> What you need to do
Extract every entry word for word. Skip the pictures.

━━━━━━

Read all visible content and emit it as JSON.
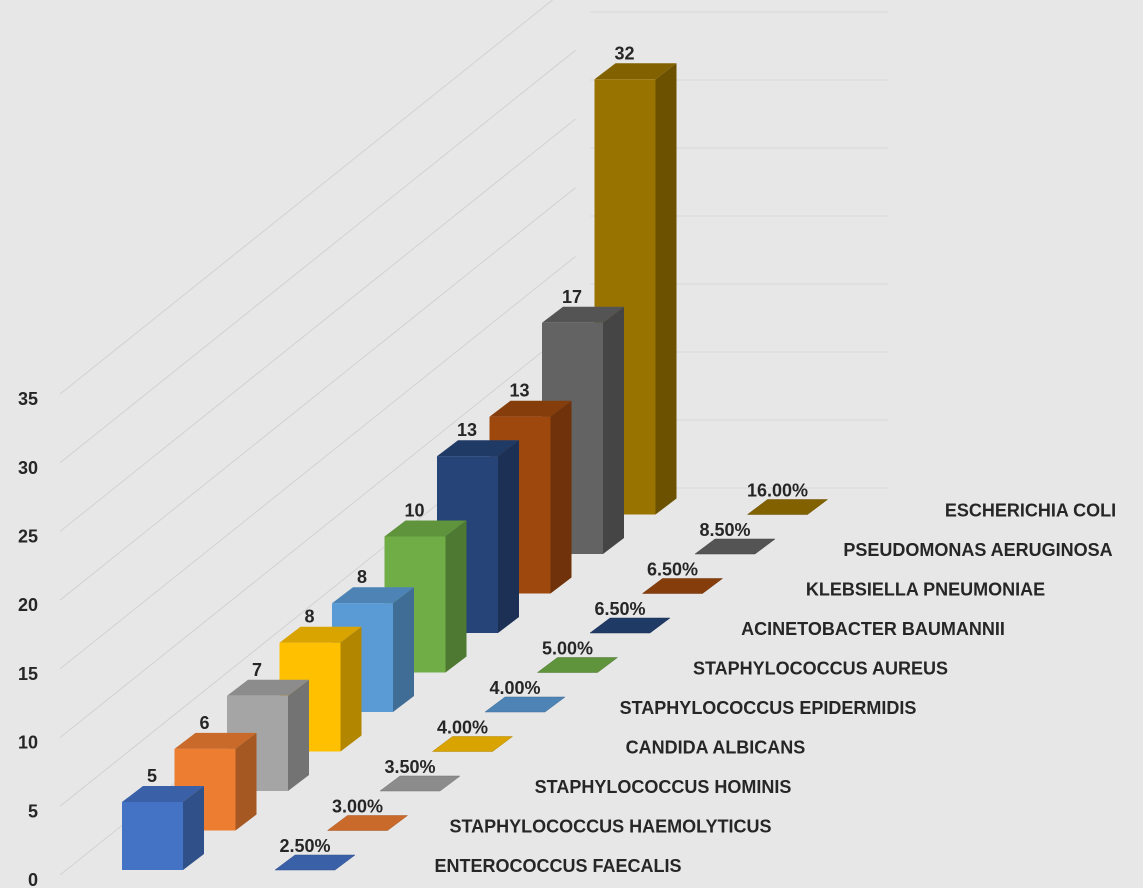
{
  "chart_data": {
    "type": "bar",
    "style": "3d-stacked-depth",
    "categories": [
      "ENTEROCOCCUS FAECALIS",
      "STAPHYLOCOCCUS HAEMOLYTICUS",
      "STAPHYLOCOCCUS HOMINIS",
      "CANDIDA ALBICANS",
      "STAPHYLOCOCCUS EPIDERMIDIS",
      "STAPHYLOCOCCUS AUREUS",
      "ACINETOBACTER BAUMANNII",
      "KLEBSIELLA PNEUMONIAE",
      "PSEUDOMONAS AERUGINOSA",
      "ESCHERICHIA COLI"
    ],
    "series": [
      {
        "values": [
          5,
          6,
          7,
          8,
          8,
          10,
          13,
          13,
          17,
          32
        ]
      },
      {
        "values": [
          2.5,
          3,
          3.5,
          4,
          4,
          5,
          6.5,
          6.5,
          8.5,
          16
        ],
        "labels": [
          "2.50%",
          "3.00%",
          "3.50%",
          "4.00%",
          "4.00%",
          "5.00%",
          "6.50%",
          "6.50%",
          "8.50%",
          "16.00%"
        ]
      }
    ],
    "colors": [
      "#4472c4",
      "#ed7d31",
      "#a5a5a5",
      "#ffc000",
      "#5b9bd5",
      "#70ad47",
      "#264478",
      "#9e480e",
      "#636363",
      "#997300"
    ],
    "yticks": [
      "0",
      "5",
      "10",
      "15",
      "20",
      "25",
      "30",
      "35"
    ],
    "ylim": [
      0,
      35
    ],
    "grid": true,
    "legend": "none"
  }
}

━━━━━━

> Written response
Read all visible content and emit it as JSON.
{
  "chart_data": {
    "type": "bar",
    "style": "3d-stacked-depth",
    "categories": [
      "ENTEROCOCCUS FAECALIS",
      "STAPHYLOCOCCUS HAEMOLYTICUS",
      "STAPHYLOCOCCUS HOMINIS",
      "CANDIDA ALBICANS",
      "STAPHYLOCOCCUS EPIDERMIDIS",
      "STAPHYLOCOCCUS AUREUS",
      "ACINETOBACTER BAUMANNII",
      "KLEBSIELLA PNEUMONIAE",
      "PSEUDOMONAS AERUGINOSA",
      "ESCHERICHIA COLI"
    ],
    "series": [
      {
        "values": [
          5,
          6,
          7,
          8,
          8,
          10,
          13,
          13,
          17,
          32
        ]
      },
      {
        "values": [
          2.5,
          3,
          3.5,
          4,
          4,
          5,
          6.5,
          6.5,
          8.5,
          16
        ],
        "labels": [
          "2.50%",
          "3.00%",
          "3.50%",
          "4.00%",
          "4.00%",
          "5.00%",
          "6.50%",
          "6.50%",
          "8.50%",
          "16.00%"
        ]
      }
    ],
    "colors": [
      "#4472c4",
      "#ed7d31",
      "#a5a5a5",
      "#ffc000",
      "#5b9bd5",
      "#70ad47",
      "#264478",
      "#9e480e",
      "#636363",
      "#997300"
    ],
    "yticks": [
      "0",
      "5",
      "10",
      "15",
      "20",
      "25",
      "30",
      "35"
    ],
    "ylim": [
      0,
      35
    ],
    "grid": true,
    "legend": "none"
  }
}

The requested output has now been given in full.